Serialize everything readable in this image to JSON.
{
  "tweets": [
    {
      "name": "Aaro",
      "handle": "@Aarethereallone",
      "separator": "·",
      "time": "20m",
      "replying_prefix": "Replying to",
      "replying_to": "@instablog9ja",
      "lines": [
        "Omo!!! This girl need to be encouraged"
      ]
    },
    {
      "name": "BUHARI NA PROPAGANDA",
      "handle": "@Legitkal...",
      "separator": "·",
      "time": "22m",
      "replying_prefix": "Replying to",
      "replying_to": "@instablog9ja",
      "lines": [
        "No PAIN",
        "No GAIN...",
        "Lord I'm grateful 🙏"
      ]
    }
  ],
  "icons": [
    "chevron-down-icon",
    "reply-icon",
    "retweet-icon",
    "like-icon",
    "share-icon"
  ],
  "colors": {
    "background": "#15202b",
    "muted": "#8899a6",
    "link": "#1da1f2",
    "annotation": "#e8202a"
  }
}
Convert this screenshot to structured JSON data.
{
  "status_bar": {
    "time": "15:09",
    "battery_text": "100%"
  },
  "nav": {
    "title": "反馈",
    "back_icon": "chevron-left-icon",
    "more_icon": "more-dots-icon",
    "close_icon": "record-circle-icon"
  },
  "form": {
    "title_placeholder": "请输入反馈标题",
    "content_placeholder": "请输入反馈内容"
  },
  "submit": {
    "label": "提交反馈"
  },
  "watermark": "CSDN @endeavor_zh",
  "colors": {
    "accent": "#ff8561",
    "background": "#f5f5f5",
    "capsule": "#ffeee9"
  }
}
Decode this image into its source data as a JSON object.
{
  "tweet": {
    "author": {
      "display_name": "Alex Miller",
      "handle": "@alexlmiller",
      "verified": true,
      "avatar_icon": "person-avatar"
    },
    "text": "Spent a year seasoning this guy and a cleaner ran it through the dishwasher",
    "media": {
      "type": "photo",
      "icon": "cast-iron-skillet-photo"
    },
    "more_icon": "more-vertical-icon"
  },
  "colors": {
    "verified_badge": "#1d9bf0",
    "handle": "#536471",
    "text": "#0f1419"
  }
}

Work to do:
Repeat the data precisely, line by line.

Solution for this task:
Serialize everything readable in this image to JSON.
{
  "tweets": [
    {
      "name": "Aaro",
      "handle": "@Aarethereallone",
      "separator": "·",
      "time": "20m",
      "replying_prefix": "Replying to",
      "replying_to": "@instablog9ja",
      "lines": [
        "Omo!!! This girl need to be encouraged"
      ]
    },
    {
      "name": "BUHARI NA PROPAGANDA",
      "handle": "@Legitkal...",
      "separator": "·",
      "time": "22m",
      "replying_prefix": "Replying to",
      "replying_to": "@instablog9ja",
      "lines": [
        "No PAIN",
        "No GAIN...",
        "Lord I'm grateful 🙏"
      ]
    }
  ],
  "icons": [
    "chevron-down-icon",
    "reply-icon",
    "retweet-icon",
    "like-icon",
    "share-icon"
  ],
  "colors": {
    "background": "#15202b",
    "muted": "#8899a6",
    "link": "#1da1f2",
    "annotation": "#e8202a"
  }
}
Convert this screenshot to structured JSON data.
{
  "status_bar": {
    "time": "15:09",
    "battery_text": "100%"
  },
  "nav": {
    "title": "反馈",
    "back_icon": "chevron-left-icon",
    "more_icon": "more-dots-icon",
    "close_icon": "record-circle-icon"
  },
  "form": {
    "title_placeholder": "请输入反馈标题",
    "content_placeholder": "请输入反馈内容"
  },
  "submit": {
    "label": "提交反馈"
  },
  "watermark": "CSDN @endeavor_zh",
  "colors": {
    "accent": "#ff8561",
    "background": "#f5f5f5",
    "capsule": "#ffeee9"
  }
}
Decode this image into its source data as a JSON object.
{
  "tweet": {
    "author": {
      "display_name": "Alex Miller",
      "handle": "@alexlmiller",
      "verified": true,
      "avatar_icon": "person-avatar"
    },
    "text": "Spent a year seasoning this guy and a cleaner ran it through the dishwasher",
    "media": {
      "type": "photo",
      "icon": "cast-iron-skillet-photo"
    },
    "more_icon": "more-vertical-icon"
  },
  "colors": {
    "verified_badge": "#1d9bf0",
    "handle": "#536471",
    "text": "#0f1419"
  }
}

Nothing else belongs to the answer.